= The exercise =
Write out the listing below exactly, and omit any images you find in it.

= Figure dataset records =
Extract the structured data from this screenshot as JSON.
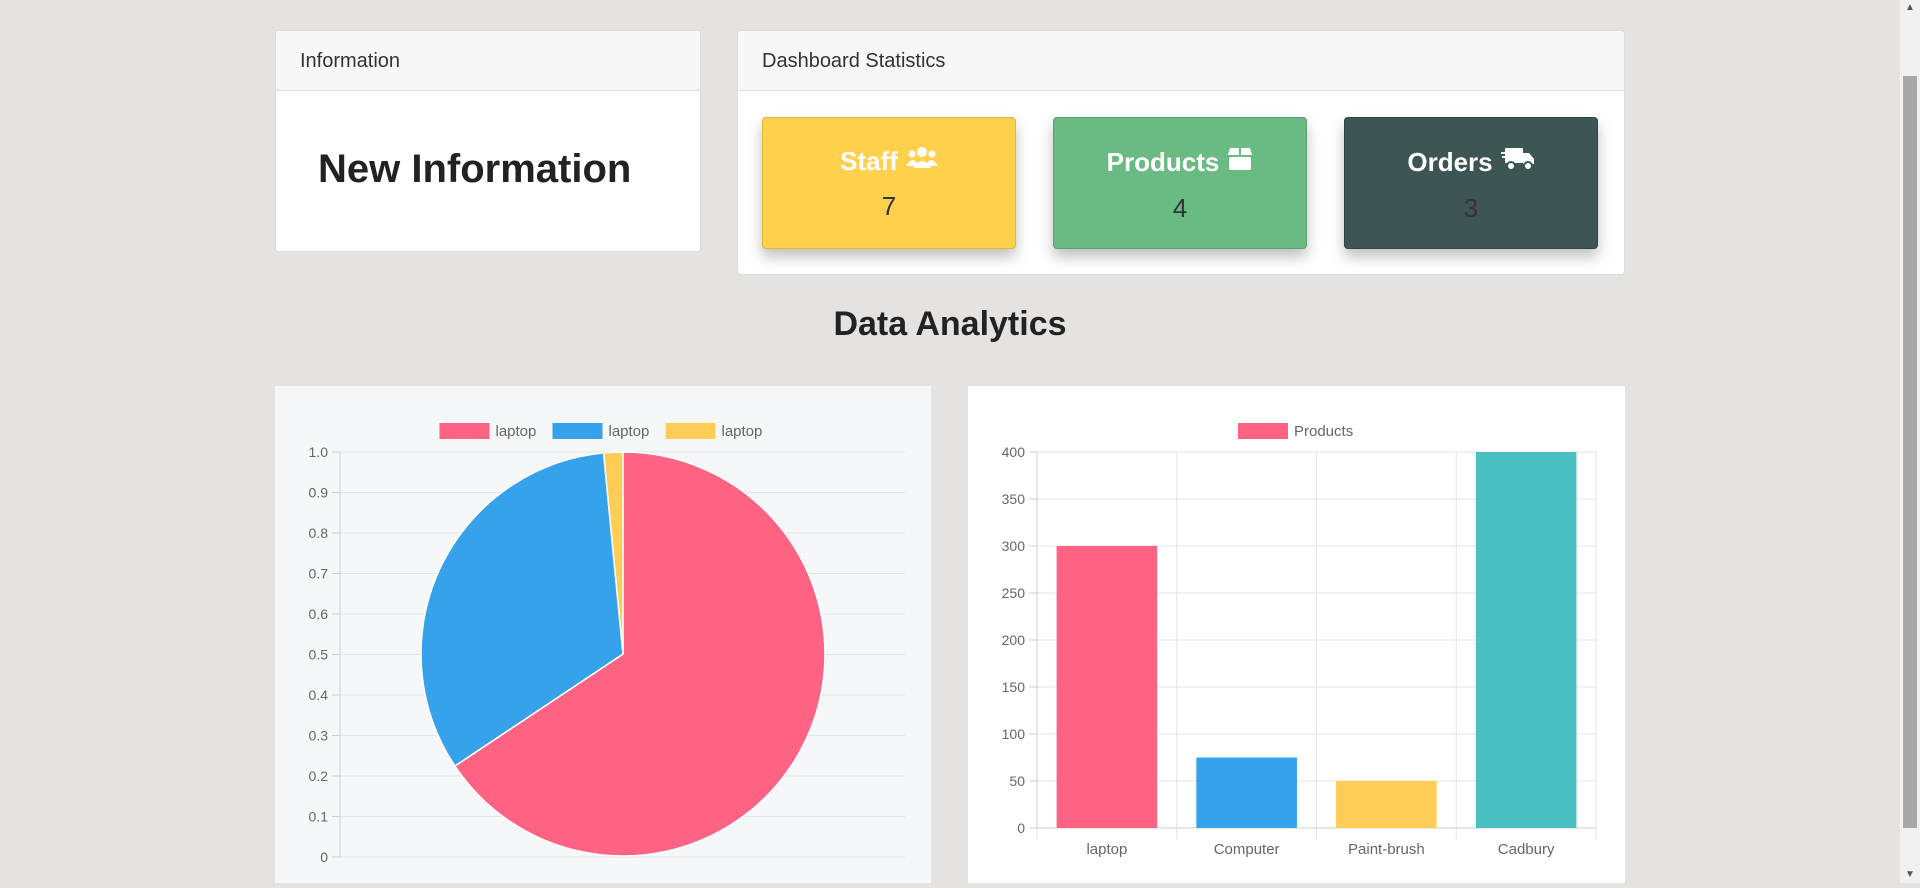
{
  "info": {
    "header": "Information",
    "body": "New Information"
  },
  "dashboard": {
    "header": "Dashboard Statistics",
    "stats": [
      {
        "label": "Staff",
        "count": "7",
        "icon": "users-icon",
        "color": "#ffd04c"
      },
      {
        "label": "Products",
        "count": "4",
        "icon": "box-icon",
        "color": "#6aba83"
      },
      {
        "label": "Orders",
        "count": "3",
        "icon": "shipping-truck-icon",
        "color": "#3d5654"
      }
    ]
  },
  "analytics_title": "Data Analytics",
  "chart_data": [
    {
      "type": "pie",
      "legend": [
        "laptop",
        "laptop",
        "laptop"
      ],
      "values": [
        300,
        150,
        7
      ],
      "colors": [
        "#ff6384",
        "#36a2eb",
        "#ffcd56"
      ],
      "yticks": [
        "1.0",
        "0.9",
        "0.8",
        "0.7",
        "0.6",
        "0.5",
        "0.4",
        "0.3",
        "0.2",
        "0.1",
        "0"
      ],
      "legend_position": "top"
    },
    {
      "type": "bar",
      "legend": [
        "Products"
      ],
      "categories": [
        "laptop",
        "Computer",
        "Paint-brush",
        "Cadbury"
      ],
      "values": [
        300,
        75,
        50,
        400
      ],
      "colors": [
        "#ff6384",
        "#36a2eb",
        "#ffcd56",
        "#4bc0c0"
      ],
      "ylim": [
        0,
        400
      ],
      "yticks": [
        "400",
        "350",
        "300",
        "250",
        "200",
        "150",
        "100",
        "50",
        "0"
      ],
      "legend_position": "top"
    }
  ]
}
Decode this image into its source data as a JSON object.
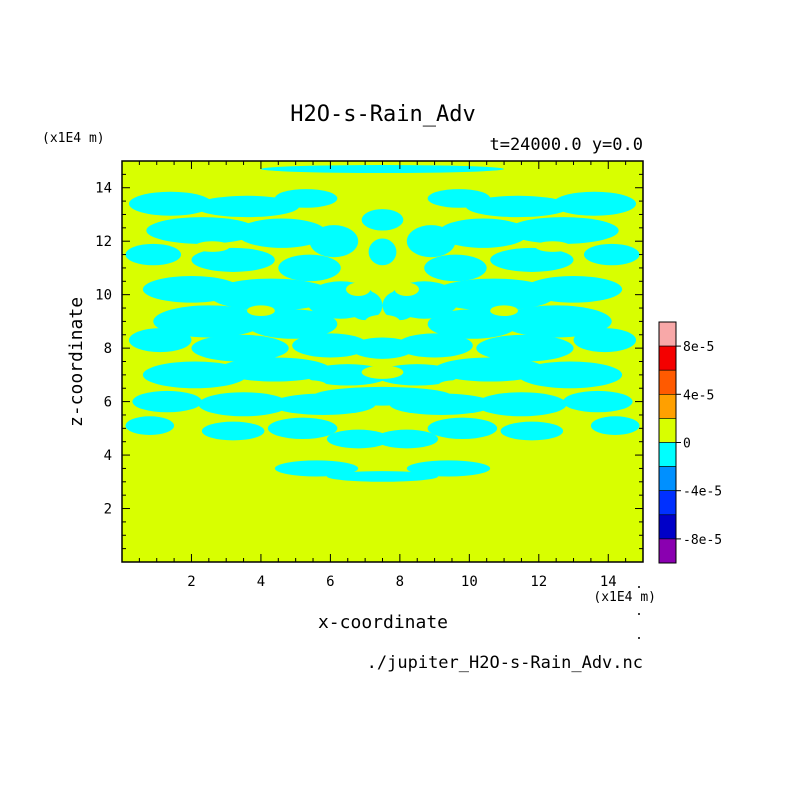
{
  "chart_data": {
    "type": "heatmap",
    "title": "H2O-s-Rain_Adv",
    "subtitle": "t=24000.0 y=0.0",
    "xlabel": "x-coordinate",
    "ylabel": "z-coordinate",
    "x_unit": "(x1E4 m)",
    "y_unit": "(x1E4 m)",
    "file_label": "./jupiter_H2O-s-Rain_Adv.nc",
    "xlim": [
      0,
      15
    ],
    "ylim": [
      0,
      15
    ],
    "x_ticks": [
      "2",
      "4",
      "6",
      "8",
      "10",
      "12",
      "14"
    ],
    "y_ticks": [
      "2",
      "4",
      "6",
      "8",
      "10",
      "12",
      "14"
    ],
    "colorbar": {
      "levels": [
        {
          "color": "#f8a8a8"
        },
        {
          "color": "#f40000"
        },
        {
          "color": "#ff5a00"
        },
        {
          "color": "#ffa000"
        },
        {
          "color": "#d8ff00"
        },
        {
          "color": "#00ffff"
        },
        {
          "color": "#0090ff"
        },
        {
          "color": "#0030ff"
        },
        {
          "color": "#0000c8"
        },
        {
          "color": "#8a00b0"
        }
      ],
      "tick_labels": [
        "8e-5",
        "4e-5",
        "0",
        "-4e-5",
        "-8e-5"
      ]
    },
    "background_value": "0",
    "background_color": "#d8ff00",
    "anomaly_color": "#00ffff",
    "anomaly_value": "negative (0 to -4e-5)",
    "grid": false,
    "legend_placement": "right"
  }
}
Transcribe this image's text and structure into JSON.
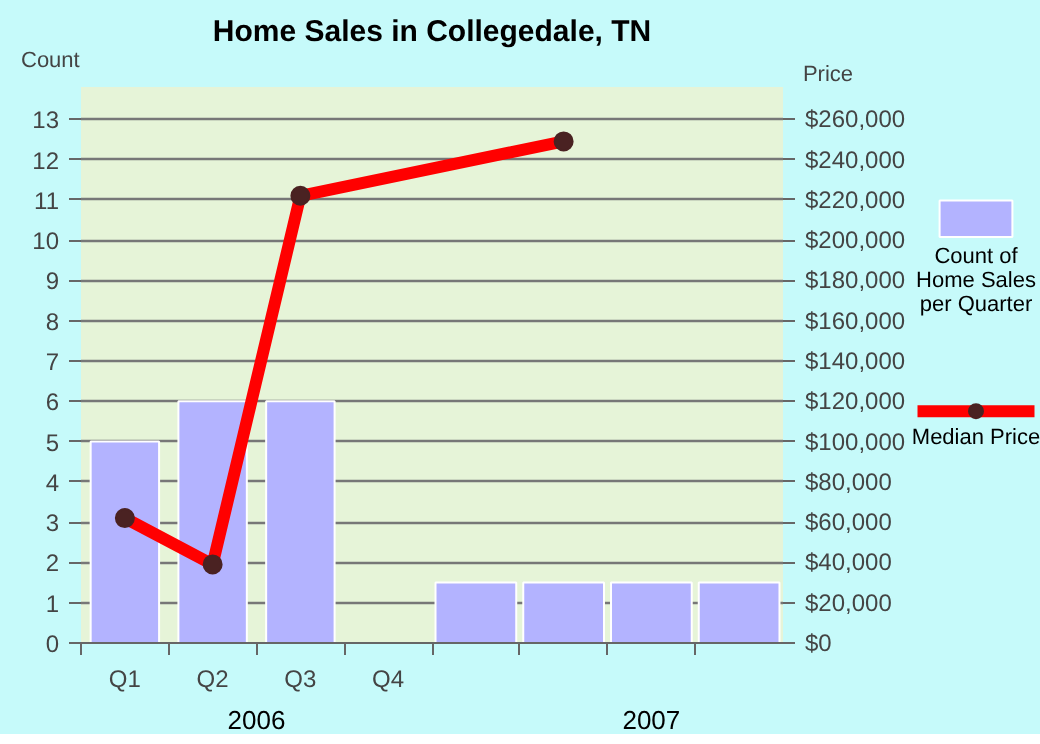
{
  "chart_data": {
    "type": "bar",
    "title": "Home Sales in Collegedale, TN",
    "ylabel": "Count",
    "y2label": "Price",
    "categories": [
      "Q1",
      "Q2",
      "Q3",
      "Q4",
      null,
      null,
      null,
      null
    ],
    "annotations": [
      "2006",
      "2007"
    ],
    "ylim": [
      0,
      13.8
    ],
    "yticks": [
      0,
      1,
      2,
      3,
      4,
      5,
      6,
      7,
      8,
      9,
      10,
      11,
      12,
      13
    ],
    "y2lim": [
      0,
      276000
    ],
    "y2ticks": [
      {
        "value": 0,
        "label": "$0"
      },
      {
        "value": 20000,
        "label": "$20,000"
      },
      {
        "value": 40000,
        "label": "$40,000"
      },
      {
        "value": 60000,
        "label": "$60,000"
      },
      {
        "value": 80000,
        "label": "$80,000"
      },
      {
        "value": 100000,
        "label": "$100,000"
      },
      {
        "value": 120000,
        "label": "$120,000"
      },
      {
        "value": 140000,
        "label": "$140,000"
      },
      {
        "value": 160000,
        "label": "$160,000"
      },
      {
        "value": 180000,
        "label": "$180,000"
      },
      {
        "value": 200000,
        "label": "$200,000"
      },
      {
        "value": 220000,
        "label": "$220,000"
      },
      {
        "value": 240000,
        "label": "$240,000"
      },
      {
        "value": 260000,
        "label": "$260,000"
      }
    ],
    "series": [
      {
        "name": "Count of Home Sales per Quarter",
        "color": "#b3b3ff",
        "values": [
          5,
          6,
          6,
          null,
          1.5,
          1.5,
          1.5,
          1.5
        ]
      },
      {
        "name": "Median Price",
        "type": "line",
        "axis": "y2",
        "color": "#ff0000",
        "values": [
          62000,
          39000,
          222000,
          null,
          null,
          249000,
          null,
          null
        ]
      }
    ],
    "grid": "y",
    "legend": "right",
    "marker": "circle"
  }
}
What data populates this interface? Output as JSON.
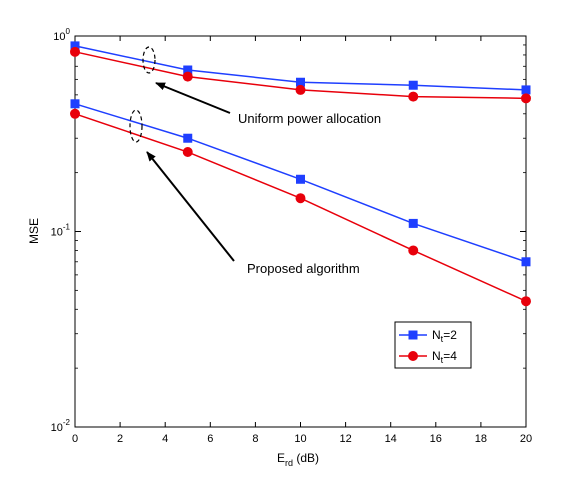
{
  "chart_data": {
    "type": "line",
    "title": "",
    "xlabel": {
      "main": "E",
      "sub": "rd",
      "suffix": " (dB)"
    },
    "ylabel": "MSE",
    "x": [
      0,
      5,
      10,
      15,
      20
    ],
    "xlim": [
      0,
      20
    ],
    "ylim": [
      0.01,
      1
    ],
    "yscale": "log",
    "x_ticks": [
      "0",
      "2",
      "4",
      "6",
      "8",
      "10",
      "12",
      "14",
      "16",
      "18",
      "20"
    ],
    "y_ticks": [
      {
        "base": "10",
        "exp": "0",
        "value": 1
      },
      {
        "base": "10",
        "exp": "-1",
        "value": 0.1
      },
      {
        "base": "10",
        "exp": "-2",
        "value": 0.01
      }
    ],
    "series": [
      {
        "name": {
          "main": "N",
          "sub": "t",
          "suffix": "=2"
        },
        "color": "#1f3fff",
        "marker": "square",
        "values": [
          0.89,
          0.67,
          0.58,
          0.56,
          0.53
        ]
      },
      {
        "name": {
          "main": "N",
          "sub": "t",
          "suffix": "=4"
        },
        "color": "#e8000b",
        "marker": "circle",
        "values": [
          0.83,
          0.62,
          0.53,
          0.49,
          0.48
        ]
      },
      {
        "name": null,
        "color": "#1f3fff",
        "marker": "square",
        "values": [
          0.45,
          0.3,
          0.185,
          0.11,
          0.07
        ]
      },
      {
        "name": null,
        "color": "#e8000b",
        "marker": "circle",
        "values": [
          0.4,
          0.255,
          0.148,
          0.08,
          0.044
        ]
      }
    ],
    "annotations": [
      {
        "text": "Uniform power allocation"
      },
      {
        "text": "Proposed algorithm"
      }
    ],
    "legend_position": "lower-right",
    "grid": false
  }
}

= Exercise solution =
Extract the structured data from this screenshot as JSON.
{
  "info": {
    "header": "Information",
    "body": "New Information"
  },
  "dashboard": {
    "header": "Dashboard Statistics",
    "stats": [
      {
        "label": "Staff",
        "count": "7",
        "icon": "users-icon",
        "color": "#ffd04c"
      },
      {
        "label": "Products",
        "count": "4",
        "icon": "box-icon",
        "color": "#6aba83"
      },
      {
        "label": "Orders",
        "count": "3",
        "icon": "shipping-truck-icon",
        "color": "#3d5654"
      }
    ]
  },
  "analytics_title": "Data Analytics",
  "chart_data": [
    {
      "type": "pie",
      "legend": [
        "laptop",
        "laptop",
        "laptop"
      ],
      "values": [
        300,
        150,
        7
      ],
      "colors": [
        "#ff6384",
        "#36a2eb",
        "#ffcd56"
      ],
      "yticks": [
        "1.0",
        "0.9",
        "0.8",
        "0.7",
        "0.6",
        "0.5",
        "0.4",
        "0.3",
        "0.2",
        "0.1",
        "0"
      ],
      "legend_position": "top"
    },
    {
      "type": "bar",
      "legend": [
        "Products"
      ],
      "categories": [
        "laptop",
        "Computer",
        "Paint-brush",
        "Cadbury"
      ],
      "values": [
        300,
        75,
        50,
        400
      ],
      "colors": [
        "#ff6384",
        "#36a2eb",
        "#ffcd56",
        "#4bc0c0"
      ],
      "ylim": [
        0,
        400
      ],
      "yticks": [
        "400",
        "350",
        "300",
        "250",
        "200",
        "150",
        "100",
        "50",
        "0"
      ],
      "legend_position": "top"
    }
  ]
}
Decode this image into its source data as a JSON object.
{
  "chart_data": {
    "type": "heatmap",
    "title": "H2O-s-Rain_Adv",
    "subtitle": "t=24000.0 y=0.0",
    "xlabel": "x-coordinate",
    "ylabel": "z-coordinate",
    "x_unit": "(x1E4 m)",
    "y_unit": "(x1E4 m)",
    "file_label": "./jupiter_H2O-s-Rain_Adv.nc",
    "xlim": [
      0,
      15
    ],
    "ylim": [
      0,
      15
    ],
    "x_ticks": [
      "2",
      "4",
      "6",
      "8",
      "10",
      "12",
      "14"
    ],
    "y_ticks": [
      "2",
      "4",
      "6",
      "8",
      "10",
      "12",
      "14"
    ],
    "colorbar": {
      "levels": [
        {
          "color": "#f8a8a8"
        },
        {
          "color": "#f40000"
        },
        {
          "color": "#ff5a00"
        },
        {
          "color": "#ffa000"
        },
        {
          "color": "#d8ff00"
        },
        {
          "color": "#00ffff"
        },
        {
          "color": "#0090ff"
        },
        {
          "color": "#0030ff"
        },
        {
          "color": "#0000c8"
        },
        {
          "color": "#8a00b0"
        }
      ],
      "tick_labels": [
        "8e-5",
        "4e-5",
        "0",
        "-4e-5",
        "-8e-5"
      ]
    },
    "background_value": "0",
    "background_color": "#d8ff00",
    "anomaly_color": "#00ffff",
    "anomaly_value": "negative (0 to -4e-5)",
    "grid": false,
    "legend_placement": "right"
  }
}
Transcribe this image's text and structure into JSON.
{
  "chart_data": {
    "type": "bar",
    "title": "Home Sales in Collegedale, TN",
    "ylabel": "Count",
    "y2label": "Price",
    "categories": [
      "Q1",
      "Q2",
      "Q3",
      "Q4",
      null,
      null,
      null,
      null
    ],
    "annotations": [
      "2006",
      "2007"
    ],
    "ylim": [
      0,
      13.8
    ],
    "yticks": [
      0,
      1,
      2,
      3,
      4,
      5,
      6,
      7,
      8,
      9,
      10,
      11,
      12,
      13
    ],
    "y2lim": [
      0,
      276000
    ],
    "y2ticks": [
      {
        "value": 0,
        "label": "$0"
      },
      {
        "value": 20000,
        "label": "$20,000"
      },
      {
        "value": 40000,
        "label": "$40,000"
      },
      {
        "value": 60000,
        "label": "$60,000"
      },
      {
        "value": 80000,
        "label": "$80,000"
      },
      {
        "value": 100000,
        "label": "$100,000"
      },
      {
        "value": 120000,
        "label": "$120,000"
      },
      {
        "value": 140000,
        "label": "$140,000"
      },
      {
        "value": 160000,
        "label": "$160,000"
      },
      {
        "value": 180000,
        "label": "$180,000"
      },
      {
        "value": 200000,
        "label": "$200,000"
      },
      {
        "value": 220000,
        "label": "$220,000"
      },
      {
        "value": 240000,
        "label": "$240,000"
      },
      {
        "value": 260000,
        "label": "$260,000"
      }
    ],
    "series": [
      {
        "name": "Count of Home Sales per Quarter",
        "color": "#b3b3ff",
        "values": [
          5,
          6,
          6,
          null,
          1.5,
          1.5,
          1.5,
          1.5
        ]
      },
      {
        "name": "Median Price",
        "type": "line",
        "axis": "y2",
        "color": "#ff0000",
        "values": [
          62000,
          39000,
          222000,
          null,
          null,
          249000,
          null,
          null
        ]
      }
    ],
    "grid": "y",
    "legend": "right",
    "marker": "circle"
  }
}
What data populates this interface? Output as JSON.
{
  "chart_data": {
    "type": "line",
    "title": "",
    "xlabel": {
      "main": "E",
      "sub": "rd",
      "suffix": " (dB)"
    },
    "ylabel": "MSE",
    "x": [
      0,
      5,
      10,
      15,
      20
    ],
    "xlim": [
      0,
      20
    ],
    "ylim": [
      0.01,
      1
    ],
    "yscale": "log",
    "x_ticks": [
      "0",
      "2",
      "4",
      "6",
      "8",
      "10",
      "12",
      "14",
      "16",
      "18",
      "20"
    ],
    "y_ticks": [
      {
        "base": "10",
        "exp": "0",
        "value": 1
      },
      {
        "base": "10",
        "exp": "-1",
        "value": 0.1
      },
      {
        "base": "10",
        "exp": "-2",
        "value": 0.01
      }
    ],
    "series": [
      {
        "name": {
          "main": "N",
          "sub": "t",
          "suffix": "=2"
        },
        "color": "#1f3fff",
        "marker": "square",
        "values": [
          0.89,
          0.67,
          0.58,
          0.56,
          0.53
        ]
      },
      {
        "name": {
          "main": "N",
          "sub": "t",
          "suffix": "=4"
        },
        "color": "#e8000b",
        "marker": "circle",
        "values": [
          0.83,
          0.62,
          0.53,
          0.49,
          0.48
        ]
      },
      {
        "name": null,
        "color": "#1f3fff",
        "marker": "square",
        "values": [
          0.45,
          0.3,
          0.185,
          0.11,
          0.07
        ]
      },
      {
        "name": null,
        "color": "#e8000b",
        "marker": "circle",
        "values": [
          0.4,
          0.255,
          0.148,
          0.08,
          0.044
        ]
      }
    ],
    "annotations": [
      {
        "text": "Uniform power allocation"
      },
      {
        "text": "Proposed algorithm"
      }
    ],
    "legend_position": "lower-right",
    "grid": false
  }
}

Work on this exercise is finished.